DATASET:
>> Start

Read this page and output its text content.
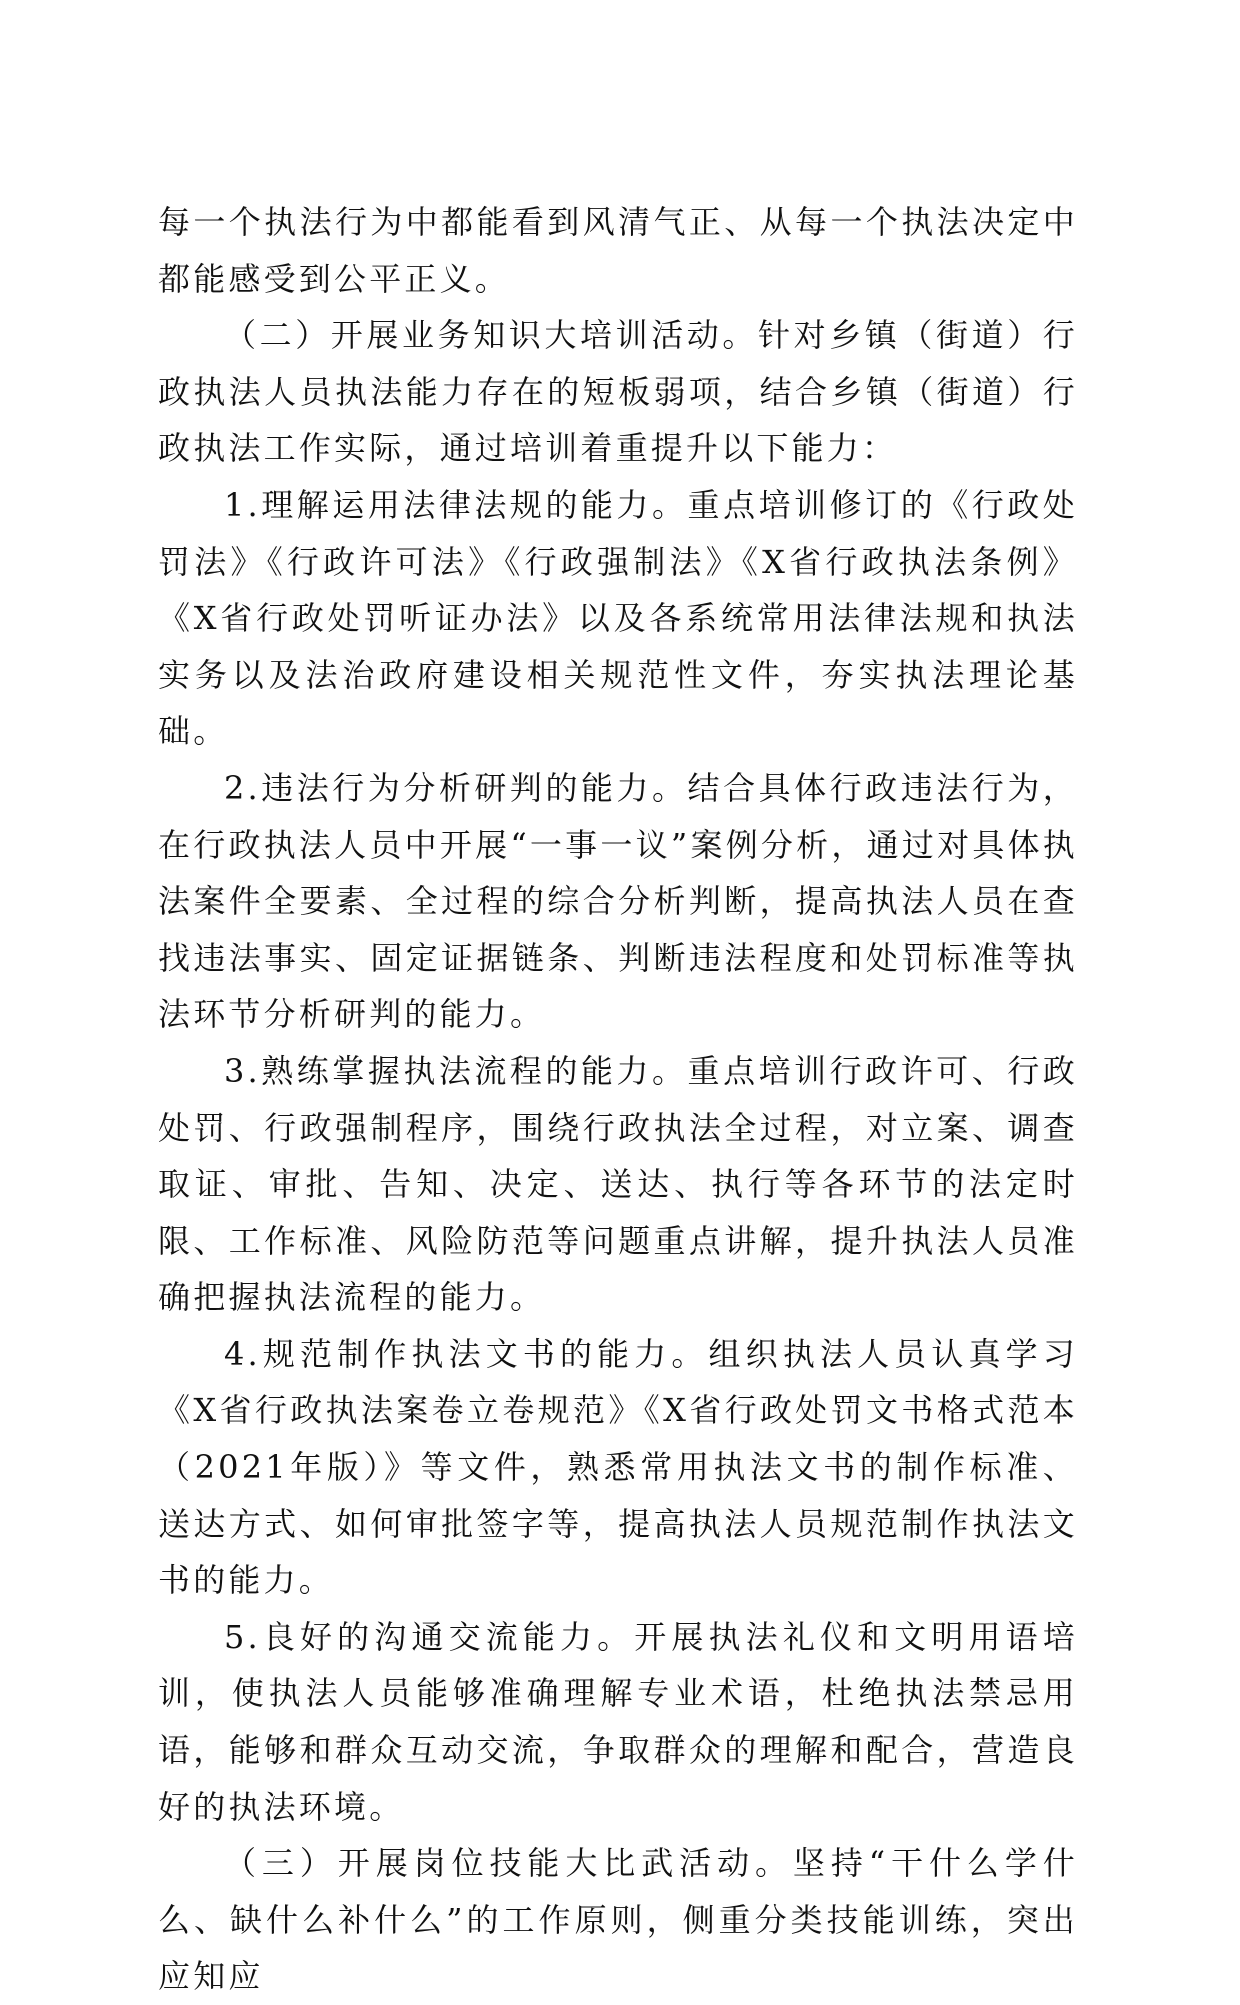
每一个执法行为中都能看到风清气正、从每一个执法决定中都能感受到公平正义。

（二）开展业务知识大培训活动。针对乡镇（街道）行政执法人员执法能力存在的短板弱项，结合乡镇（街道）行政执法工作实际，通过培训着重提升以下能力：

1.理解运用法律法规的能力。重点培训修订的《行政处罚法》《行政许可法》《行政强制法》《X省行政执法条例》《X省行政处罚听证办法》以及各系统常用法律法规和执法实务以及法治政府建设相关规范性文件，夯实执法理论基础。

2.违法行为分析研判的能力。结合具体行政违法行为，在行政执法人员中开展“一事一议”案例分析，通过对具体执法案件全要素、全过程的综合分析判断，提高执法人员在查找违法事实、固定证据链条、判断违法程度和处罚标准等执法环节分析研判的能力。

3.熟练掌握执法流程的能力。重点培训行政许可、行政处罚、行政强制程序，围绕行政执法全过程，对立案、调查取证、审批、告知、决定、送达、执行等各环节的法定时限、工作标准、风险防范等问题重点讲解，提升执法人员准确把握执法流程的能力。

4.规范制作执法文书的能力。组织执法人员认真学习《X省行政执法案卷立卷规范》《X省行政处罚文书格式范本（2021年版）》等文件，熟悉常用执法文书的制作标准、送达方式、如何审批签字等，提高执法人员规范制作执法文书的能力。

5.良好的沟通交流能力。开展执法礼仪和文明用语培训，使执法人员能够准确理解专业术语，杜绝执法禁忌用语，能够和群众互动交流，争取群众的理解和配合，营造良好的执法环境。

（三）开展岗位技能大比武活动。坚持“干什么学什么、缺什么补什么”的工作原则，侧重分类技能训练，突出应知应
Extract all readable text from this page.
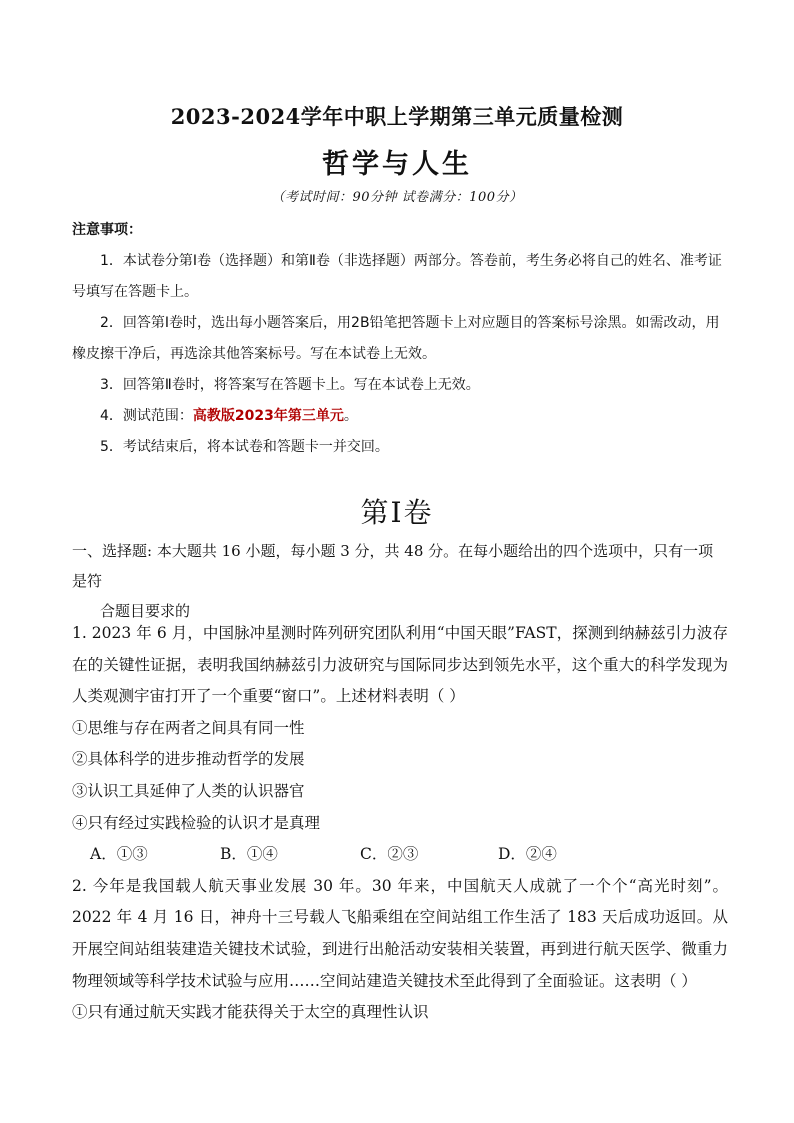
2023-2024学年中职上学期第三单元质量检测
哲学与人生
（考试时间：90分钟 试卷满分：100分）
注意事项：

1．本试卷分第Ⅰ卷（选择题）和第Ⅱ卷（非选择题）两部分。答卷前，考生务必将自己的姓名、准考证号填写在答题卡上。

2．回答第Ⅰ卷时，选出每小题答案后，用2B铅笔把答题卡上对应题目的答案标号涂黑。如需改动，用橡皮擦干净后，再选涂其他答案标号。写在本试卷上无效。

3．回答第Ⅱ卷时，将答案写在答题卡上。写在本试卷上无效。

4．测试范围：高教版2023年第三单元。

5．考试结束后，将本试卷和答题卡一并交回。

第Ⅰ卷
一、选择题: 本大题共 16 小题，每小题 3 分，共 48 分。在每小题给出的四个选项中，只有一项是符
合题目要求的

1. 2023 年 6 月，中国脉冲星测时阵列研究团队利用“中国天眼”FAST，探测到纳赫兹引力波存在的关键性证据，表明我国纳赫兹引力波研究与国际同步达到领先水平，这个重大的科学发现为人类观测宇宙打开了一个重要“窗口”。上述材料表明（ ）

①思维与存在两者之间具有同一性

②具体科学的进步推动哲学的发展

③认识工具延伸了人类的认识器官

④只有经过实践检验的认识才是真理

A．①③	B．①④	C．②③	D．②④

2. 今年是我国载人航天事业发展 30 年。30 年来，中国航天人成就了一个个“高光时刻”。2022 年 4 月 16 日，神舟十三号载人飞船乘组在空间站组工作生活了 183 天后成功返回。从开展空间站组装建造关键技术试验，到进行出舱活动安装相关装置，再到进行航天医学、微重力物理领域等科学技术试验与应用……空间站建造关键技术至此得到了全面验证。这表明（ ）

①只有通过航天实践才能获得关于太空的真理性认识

>> End

WORK TO BE COMPLETED:
Every line of text is to be repeated exactly; pictures are left out.

SOLUTION TO THE PROBLEM:
Read this page and output its text content.
每一个执法行为中都能看到风清气正、从每一个执法决定中都能感受到公平正义。

（二）开展业务知识大培训活动。针对乡镇（街道）行政执法人员执法能力存在的短板弱项，结合乡镇（街道）行政执法工作实际，通过培训着重提升以下能力：

1.理解运用法律法规的能力。重点培训修订的《行政处罚法》《行政许可法》《行政强制法》《X省行政执法条例》《X省行政处罚听证办法》以及各系统常用法律法规和执法实务以及法治政府建设相关规范性文件，夯实执法理论基础。

2.违法行为分析研判的能力。结合具体行政违法行为，在行政执法人员中开展“一事一议”案例分析，通过对具体执法案件全要素、全过程的综合分析判断，提高执法人员在查找违法事实、固定证据链条、判断违法程度和处罚标准等执法环节分析研判的能力。

3.熟练掌握执法流程的能力。重点培训行政许可、行政处罚、行政强制程序，围绕行政执法全过程，对立案、调查取证、审批、告知、决定、送达、执行等各环节的法定时限、工作标准、风险防范等问题重点讲解，提升执法人员准确把握执法流程的能力。

4.规范制作执法文书的能力。组织执法人员认真学习《X省行政执法案卷立卷规范》《X省行政处罚文书格式范本（2021年版）》等文件，熟悉常用执法文书的制作标准、送达方式、如何审批签字等，提高执法人员规范制作执法文书的能力。

5.良好的沟通交流能力。开展执法礼仪和文明用语培训，使执法人员能够准确理解专业术语，杜绝执法禁忌用语，能够和群众互动交流，争取群众的理解和配合，营造良好的执法环境。

（三）开展岗位技能大比武活动。坚持“干什么学什么、缺什么补什么”的工作原则，侧重分类技能训练，突出应知应
Extract all readable text from this page.
2023-2024学年中职上学期第三单元质量检测
哲学与人生
（考试时间：90分钟 试卷满分：100分）
注意事项：

1．本试卷分第Ⅰ卷（选择题）和第Ⅱ卷（非选择题）两部分。答卷前，考生务必将自己的姓名、准考证号填写在答题卡上。

2．回答第Ⅰ卷时，选出每小题答案后，用2B铅笔把答题卡上对应题目的答案标号涂黑。如需改动，用橡皮擦干净后，再选涂其他答案标号。写在本试卷上无效。

3．回答第Ⅱ卷时，将答案写在答题卡上。写在本试卷上无效。

4．测试范围：高教版2023年第三单元。

5．考试结束后，将本试卷和答题卡一并交回。

第Ⅰ卷
一、选择题: 本大题共 16 小题，每小题 3 分，共 48 分。在每小题给出的四个选项中，只有一项是符
合题目要求的

1. 2023 年 6 月，中国脉冲星测时阵列研究团队利用“中国天眼”FAST，探测到纳赫兹引力波存在的关键性证据，表明我国纳赫兹引力波研究与国际同步达到领先水平，这个重大的科学发现为人类观测宇宙打开了一个重要“窗口”。上述材料表明（ ）

①思维与存在两者之间具有同一性

②具体科学的进步推动哲学的发展

③认识工具延伸了人类的认识器官

④只有经过实践检验的认识才是真理

A．①③	B．①④	C．②③	D．②④

2. 今年是我国载人航天事业发展 30 年。30 年来，中国航天人成就了一个个“高光时刻”。2022 年 4 月 16 日，神舟十三号载人飞船乘组在空间站组工作生活了 183 天后成功返回。从开展空间站组装建造关键技术试验，到进行出舱活动安装相关装置，再到进行航天医学、微重力物理领域等科学技术试验与应用……空间站建造关键技术至此得到了全面验证。这表明（ ）

①只有通过航天实践才能获得关于太空的真理性认识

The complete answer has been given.